-- Begin Record excerpts --

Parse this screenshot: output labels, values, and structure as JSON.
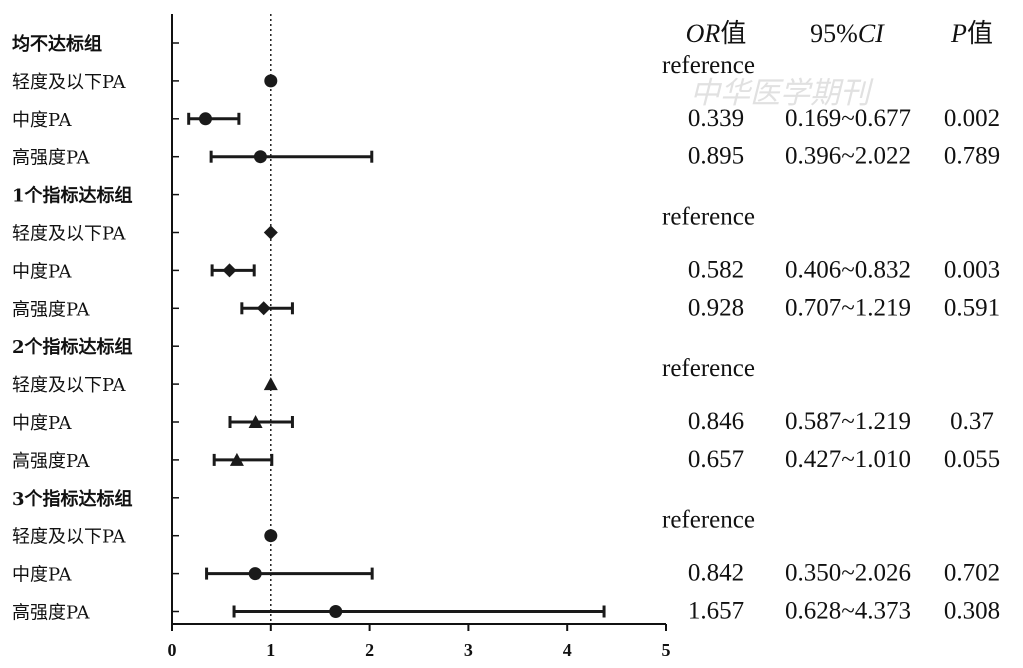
{
  "chart_data": {
    "type": "forest",
    "xlim": [
      0,
      5
    ],
    "x_ticks": [
      "0",
      "1",
      "2",
      "3",
      "4",
      "5"
    ],
    "reference_line": 1,
    "columns": {
      "or": {
        "italic": "OR",
        "plain": "值"
      },
      "ci": {
        "plain": "95%",
        "italic": "CI"
      },
      "p": {
        "italic": "P",
        "plain": "值"
      }
    },
    "rows": [
      {
        "kind": "group",
        "label": "均不达标组"
      },
      {
        "kind": "item",
        "label": "轻度及以下PA",
        "marker": "circle",
        "or": 1,
        "lo": null,
        "hi": null,
        "or_text": "reference",
        "ci_text": "",
        "p_text": ""
      },
      {
        "kind": "item",
        "label": "中度PA",
        "marker": "circle",
        "or": 0.339,
        "lo": 0.169,
        "hi": 0.677,
        "or_text": "0.339",
        "ci_text": "0.169~0.677",
        "p_text": "0.002"
      },
      {
        "kind": "item",
        "label": "高强度PA",
        "marker": "circle",
        "or": 0.895,
        "lo": 0.396,
        "hi": 2.022,
        "or_text": "0.895",
        "ci_text": "0.396~2.022",
        "p_text": "0.789"
      },
      {
        "kind": "group",
        "label": "1个指标达标组"
      },
      {
        "kind": "item",
        "label": "轻度及以下PA",
        "marker": "diamond",
        "or": 1,
        "lo": null,
        "hi": null,
        "or_text": "reference",
        "ci_text": "",
        "p_text": ""
      },
      {
        "kind": "item",
        "label": "中度PA",
        "marker": "diamond",
        "or": 0.582,
        "lo": 0.406,
        "hi": 0.832,
        "or_text": "0.582",
        "ci_text": "0.406~0.832",
        "p_text": "0.003"
      },
      {
        "kind": "item",
        "label": "高强度PA",
        "marker": "diamond",
        "or": 0.928,
        "lo": 0.707,
        "hi": 1.219,
        "or_text": "0.928",
        "ci_text": "0.707~1.219",
        "p_text": "0.591"
      },
      {
        "kind": "group",
        "label": "2个指标达标组"
      },
      {
        "kind": "item",
        "label": "轻度及以下PA",
        "marker": "triangle",
        "or": 1,
        "lo": null,
        "hi": null,
        "or_text": "reference",
        "ci_text": "",
        "p_text": ""
      },
      {
        "kind": "item",
        "label": "中度PA",
        "marker": "triangle",
        "or": 0.846,
        "lo": 0.587,
        "hi": 1.219,
        "or_text": "0.846",
        "ci_text": "0.587~1.219",
        "p_text": "0.37"
      },
      {
        "kind": "item",
        "label": "高强度PA",
        "marker": "triangle",
        "or": 0.657,
        "lo": 0.427,
        "hi": 1.01,
        "or_text": "0.657",
        "ci_text": "0.427~1.010",
        "p_text": "0.055"
      },
      {
        "kind": "group",
        "label": "3个指标达标组"
      },
      {
        "kind": "item",
        "label": "轻度及以下PA",
        "marker": "circle",
        "or": 1,
        "lo": null,
        "hi": null,
        "or_text": "reference",
        "ci_text": "",
        "p_text": ""
      },
      {
        "kind": "item",
        "label": "中度PA",
        "marker": "circle",
        "or": 0.842,
        "lo": 0.35,
        "hi": 2.026,
        "or_text": "0.842",
        "ci_text": "0.350~2.026",
        "p_text": "0.702"
      },
      {
        "kind": "item",
        "label": "高强度PA",
        "marker": "circle",
        "or": 1.657,
        "lo": 0.628,
        "hi": 4.373,
        "or_text": "1.657",
        "ci_text": "0.628~4.373",
        "p_text": "0.308"
      }
    ],
    "marker_color": "#1a1a1a",
    "watermark": "中华医学期刊"
  }
}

-- End Record excerpts --

## [Exercise]
Copy the records above exactly, leaving out every picture.

## [Expected output]
Parse this screenshot: output labels, values, and structure as JSON.
{
  "chart_data": {
    "type": "forest",
    "xlim": [
      0,
      5
    ],
    "x_ticks": [
      "0",
      "1",
      "2",
      "3",
      "4",
      "5"
    ],
    "reference_line": 1,
    "columns": {
      "or": {
        "italic": "OR",
        "plain": "值"
      },
      "ci": {
        "plain": "95%",
        "italic": "CI"
      },
      "p": {
        "italic": "P",
        "plain": "值"
      }
    },
    "rows": [
      {
        "kind": "group",
        "label": "均不达标组"
      },
      {
        "kind": "item",
        "label": "轻度及以下PA",
        "marker": "circle",
        "or": 1,
        "lo": null,
        "hi": null,
        "or_text": "reference",
        "ci_text": "",
        "p_text": ""
      },
      {
        "kind": "item",
        "label": "中度PA",
        "marker": "circle",
        "or": 0.339,
        "lo": 0.169,
        "hi": 0.677,
        "or_text": "0.339",
        "ci_text": "0.169~0.677",
        "p_text": "0.002"
      },
      {
        "kind": "item",
        "label": "高强度PA",
        "marker": "circle",
        "or": 0.895,
        "lo": 0.396,
        "hi": 2.022,
        "or_text": "0.895",
        "ci_text": "0.396~2.022",
        "p_text": "0.789"
      },
      {
        "kind": "group",
        "label": "1个指标达标组"
      },
      {
        "kind": "item",
        "label": "轻度及以下PA",
        "marker": "diamond",
        "or": 1,
        "lo": null,
        "hi": null,
        "or_text": "reference",
        "ci_text": "",
        "p_text": ""
      },
      {
        "kind": "item",
        "label": "中度PA",
        "marker": "diamond",
        "or": 0.582,
        "lo": 0.406,
        "hi": 0.832,
        "or_text": "0.582",
        "ci_text": "0.406~0.832",
        "p_text": "0.003"
      },
      {
        "kind": "item",
        "label": "高强度PA",
        "marker": "diamond",
        "or": 0.928,
        "lo": 0.707,
        "hi": 1.219,
        "or_text": "0.928",
        "ci_text": "0.707~1.219",
        "p_text": "0.591"
      },
      {
        "kind": "group",
        "label": "2个指标达标组"
      },
      {
        "kind": "item",
        "label": "轻度及以下PA",
        "marker": "triangle",
        "or": 1,
        "lo": null,
        "hi": null,
        "or_text": "reference",
        "ci_text": "",
        "p_text": ""
      },
      {
        "kind": "item",
        "label": "中度PA",
        "marker": "triangle",
        "or": 0.846,
        "lo": 0.587,
        "hi": 1.219,
        "or_text": "0.846",
        "ci_text": "0.587~1.219",
        "p_text": "0.37"
      },
      {
        "kind": "item",
        "label": "高强度PA",
        "marker": "triangle",
        "or": 0.657,
        "lo": 0.427,
        "hi": 1.01,
        "or_text": "0.657",
        "ci_text": "0.427~1.010",
        "p_text": "0.055"
      },
      {
        "kind": "group",
        "label": "3个指标达标组"
      },
      {
        "kind": "item",
        "label": "轻度及以下PA",
        "marker": "circle",
        "or": 1,
        "lo": null,
        "hi": null,
        "or_text": "reference",
        "ci_text": "",
        "p_text": ""
      },
      {
        "kind": "item",
        "label": "中度PA",
        "marker": "circle",
        "or": 0.842,
        "lo": 0.35,
        "hi": 2.026,
        "or_text": "0.842",
        "ci_text": "0.350~2.026",
        "p_text": "0.702"
      },
      {
        "kind": "item",
        "label": "高强度PA",
        "marker": "circle",
        "or": 1.657,
        "lo": 0.628,
        "hi": 4.373,
        "or_text": "1.657",
        "ci_text": "0.628~4.373",
        "p_text": "0.308"
      }
    ],
    "marker_color": "#1a1a1a",
    "watermark": "中华医学期刊"
  }
}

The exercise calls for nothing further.